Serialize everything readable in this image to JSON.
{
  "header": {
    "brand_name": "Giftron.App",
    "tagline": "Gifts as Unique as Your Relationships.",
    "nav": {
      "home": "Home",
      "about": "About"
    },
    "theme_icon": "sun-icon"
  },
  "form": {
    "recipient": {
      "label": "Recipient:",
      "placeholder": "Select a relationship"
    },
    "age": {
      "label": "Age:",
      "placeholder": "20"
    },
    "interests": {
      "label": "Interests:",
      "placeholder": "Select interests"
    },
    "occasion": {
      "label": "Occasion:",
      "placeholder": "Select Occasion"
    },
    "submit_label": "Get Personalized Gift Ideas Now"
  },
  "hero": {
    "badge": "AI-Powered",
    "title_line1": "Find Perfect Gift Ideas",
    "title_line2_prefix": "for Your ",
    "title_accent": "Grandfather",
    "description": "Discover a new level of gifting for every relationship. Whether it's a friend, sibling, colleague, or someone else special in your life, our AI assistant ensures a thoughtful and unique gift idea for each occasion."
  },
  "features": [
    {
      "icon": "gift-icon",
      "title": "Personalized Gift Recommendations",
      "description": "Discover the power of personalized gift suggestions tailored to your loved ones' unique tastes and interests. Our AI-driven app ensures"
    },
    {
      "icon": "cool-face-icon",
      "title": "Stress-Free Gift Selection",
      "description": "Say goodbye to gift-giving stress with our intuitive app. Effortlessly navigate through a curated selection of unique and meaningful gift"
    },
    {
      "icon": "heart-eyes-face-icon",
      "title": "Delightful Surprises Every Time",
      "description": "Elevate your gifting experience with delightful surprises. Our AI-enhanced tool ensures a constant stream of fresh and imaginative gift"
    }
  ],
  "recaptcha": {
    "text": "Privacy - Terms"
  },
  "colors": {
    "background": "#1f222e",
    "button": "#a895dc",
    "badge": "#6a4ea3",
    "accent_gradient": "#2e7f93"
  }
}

────────────────────────────────────────

== Task instructions ==
Set down all of the entries exactly, please.

== Exercise answer ==
Serialize everything readable in this image to JSON.
{
  "header": {
    "brand_name": "Giftron.App",
    "tagline": "Gifts as Unique as Your Relationships.",
    "nav": {
      "home": "Home",
      "about": "About"
    },
    "theme_icon": "sun-icon"
  },
  "form": {
    "recipient": {
      "label": "Recipient:",
      "placeholder": "Select a relationship"
    },
    "age": {
      "label": "Age:",
      "placeholder": "20"
    },
    "interests": {
      "label": "Interests:",
      "placeholder": "Select interests"
    },
    "occasion": {
      "label": "Occasion:",
      "placeholder": "Select Occasion"
    },
    "submit_label": "Get Personalized Gift Ideas Now"
  },
  "hero": {
    "badge": "AI-Powered",
    "title_line1": "Find Perfect Gift Ideas",
    "title_line2_prefix": "for Your ",
    "title_accent": "Grandfather",
    "description": "Discover a new level of gifting for every relationship. Whether it's a friend, sibling, colleague, or someone else special in your life, our AI assistant ensures a thoughtful and unique gift idea for each occasion."
  },
  "features": [
    {
      "icon": "gift-icon",
      "title": "Personalized Gift Recommendations",
      "description": "Discover the power of personalized gift suggestions tailored to your loved ones' unique tastes and interests. Our AI-driven app ensures"
    },
    {
      "icon": "cool-face-icon",
      "title": "Stress-Free Gift Selection",
      "description": "Say goodbye to gift-giving stress with our intuitive app. Effortlessly navigate through a curated selection of unique and meaningful gift"
    },
    {
      "icon": "heart-eyes-face-icon",
      "title": "Delightful Surprises Every Time",
      "description": "Elevate your gifting experience with delightful surprises. Our AI-enhanced tool ensures a constant stream of fresh and imaginative gift"
    }
  ],
  "recaptcha": {
    "text": "Privacy - Terms"
  },
  "colors": {
    "background": "#1f222e",
    "button": "#a895dc",
    "badge": "#6a4ea3",
    "accent_gradient": "#2e7f93"
  }
}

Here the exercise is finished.